◆ To be done:
Go through the entries below, tally each line with the string "JSON", and give the final number by itself.

________

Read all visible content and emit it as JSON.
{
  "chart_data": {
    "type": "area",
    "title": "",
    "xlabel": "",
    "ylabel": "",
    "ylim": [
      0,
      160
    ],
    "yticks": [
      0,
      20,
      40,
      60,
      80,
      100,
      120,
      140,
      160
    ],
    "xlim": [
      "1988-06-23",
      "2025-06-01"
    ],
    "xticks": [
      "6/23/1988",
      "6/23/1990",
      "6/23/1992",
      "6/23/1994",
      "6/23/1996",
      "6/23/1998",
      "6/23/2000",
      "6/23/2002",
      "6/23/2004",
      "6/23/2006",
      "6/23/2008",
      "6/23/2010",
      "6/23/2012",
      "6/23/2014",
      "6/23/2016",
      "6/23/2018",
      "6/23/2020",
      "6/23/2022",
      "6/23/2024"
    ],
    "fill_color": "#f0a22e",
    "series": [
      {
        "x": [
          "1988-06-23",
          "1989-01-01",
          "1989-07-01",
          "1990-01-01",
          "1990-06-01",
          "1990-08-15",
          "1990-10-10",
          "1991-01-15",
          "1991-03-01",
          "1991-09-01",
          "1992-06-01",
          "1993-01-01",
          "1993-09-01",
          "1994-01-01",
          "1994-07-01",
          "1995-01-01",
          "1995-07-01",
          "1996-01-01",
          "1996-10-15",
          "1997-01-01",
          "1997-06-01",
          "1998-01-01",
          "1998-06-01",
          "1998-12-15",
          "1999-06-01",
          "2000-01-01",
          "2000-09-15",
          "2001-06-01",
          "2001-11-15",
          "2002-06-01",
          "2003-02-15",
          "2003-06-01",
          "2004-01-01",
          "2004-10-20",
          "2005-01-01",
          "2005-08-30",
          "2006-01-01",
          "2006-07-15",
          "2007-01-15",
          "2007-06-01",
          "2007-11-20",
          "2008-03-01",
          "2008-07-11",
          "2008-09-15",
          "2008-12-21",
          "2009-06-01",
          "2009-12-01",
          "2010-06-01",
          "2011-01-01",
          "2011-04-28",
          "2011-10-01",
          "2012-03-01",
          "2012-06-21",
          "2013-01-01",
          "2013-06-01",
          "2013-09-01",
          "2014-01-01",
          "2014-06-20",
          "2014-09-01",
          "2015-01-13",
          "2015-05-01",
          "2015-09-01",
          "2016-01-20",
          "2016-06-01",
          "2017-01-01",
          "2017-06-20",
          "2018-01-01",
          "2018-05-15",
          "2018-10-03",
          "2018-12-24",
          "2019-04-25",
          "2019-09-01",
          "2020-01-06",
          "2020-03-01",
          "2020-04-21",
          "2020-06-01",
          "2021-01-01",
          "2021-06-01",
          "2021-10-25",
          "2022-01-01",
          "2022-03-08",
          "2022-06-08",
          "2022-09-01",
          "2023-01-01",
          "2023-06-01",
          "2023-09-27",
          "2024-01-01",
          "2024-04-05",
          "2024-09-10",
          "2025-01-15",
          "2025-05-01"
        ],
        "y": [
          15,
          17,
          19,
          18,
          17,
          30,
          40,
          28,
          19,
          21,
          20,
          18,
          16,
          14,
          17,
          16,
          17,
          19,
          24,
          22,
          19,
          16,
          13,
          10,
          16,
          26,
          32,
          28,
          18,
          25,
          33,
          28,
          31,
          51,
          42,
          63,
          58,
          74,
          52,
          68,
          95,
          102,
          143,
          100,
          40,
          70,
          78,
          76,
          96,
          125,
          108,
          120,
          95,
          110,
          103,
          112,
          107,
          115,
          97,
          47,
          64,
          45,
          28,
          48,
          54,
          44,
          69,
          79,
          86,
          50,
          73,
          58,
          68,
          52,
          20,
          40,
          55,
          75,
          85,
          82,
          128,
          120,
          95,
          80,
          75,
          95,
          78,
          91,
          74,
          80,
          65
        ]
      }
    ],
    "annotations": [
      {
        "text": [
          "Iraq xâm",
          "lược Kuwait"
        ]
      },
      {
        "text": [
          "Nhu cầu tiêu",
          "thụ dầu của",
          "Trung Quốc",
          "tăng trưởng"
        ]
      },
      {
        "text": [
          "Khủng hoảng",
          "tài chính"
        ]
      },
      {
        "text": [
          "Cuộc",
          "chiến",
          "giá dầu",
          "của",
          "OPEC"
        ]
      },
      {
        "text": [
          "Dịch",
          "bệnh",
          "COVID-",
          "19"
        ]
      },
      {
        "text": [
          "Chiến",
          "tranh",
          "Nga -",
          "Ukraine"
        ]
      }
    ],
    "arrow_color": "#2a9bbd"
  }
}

________

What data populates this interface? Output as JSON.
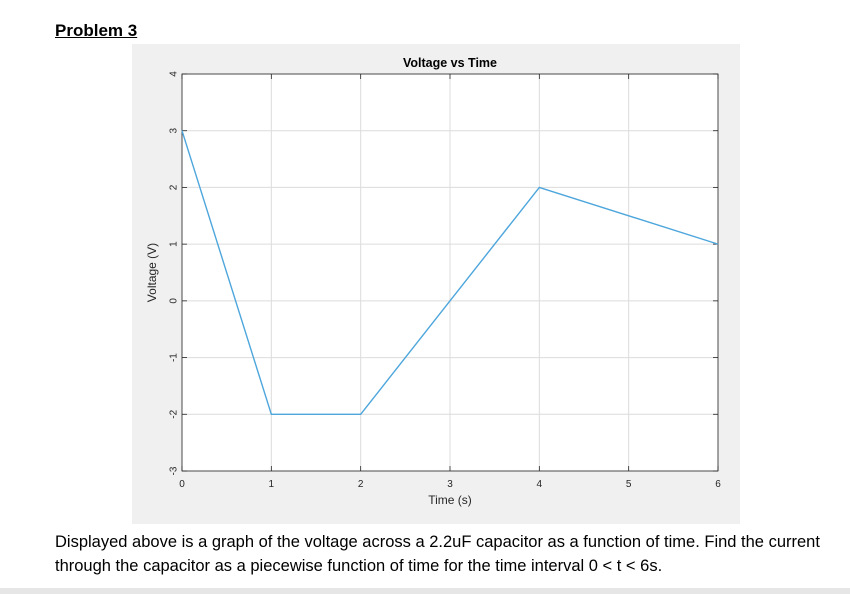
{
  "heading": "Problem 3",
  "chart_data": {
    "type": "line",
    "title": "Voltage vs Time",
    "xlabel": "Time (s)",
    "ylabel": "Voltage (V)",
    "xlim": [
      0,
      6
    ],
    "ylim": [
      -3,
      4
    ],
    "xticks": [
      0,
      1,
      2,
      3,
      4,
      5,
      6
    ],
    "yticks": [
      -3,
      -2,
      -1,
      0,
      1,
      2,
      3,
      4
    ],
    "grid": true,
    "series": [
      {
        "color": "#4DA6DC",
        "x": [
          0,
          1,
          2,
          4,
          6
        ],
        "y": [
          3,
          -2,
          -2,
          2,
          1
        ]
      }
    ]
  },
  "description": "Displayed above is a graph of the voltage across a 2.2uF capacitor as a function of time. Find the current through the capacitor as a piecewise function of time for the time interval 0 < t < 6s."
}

________

◆ Solved exercise:
2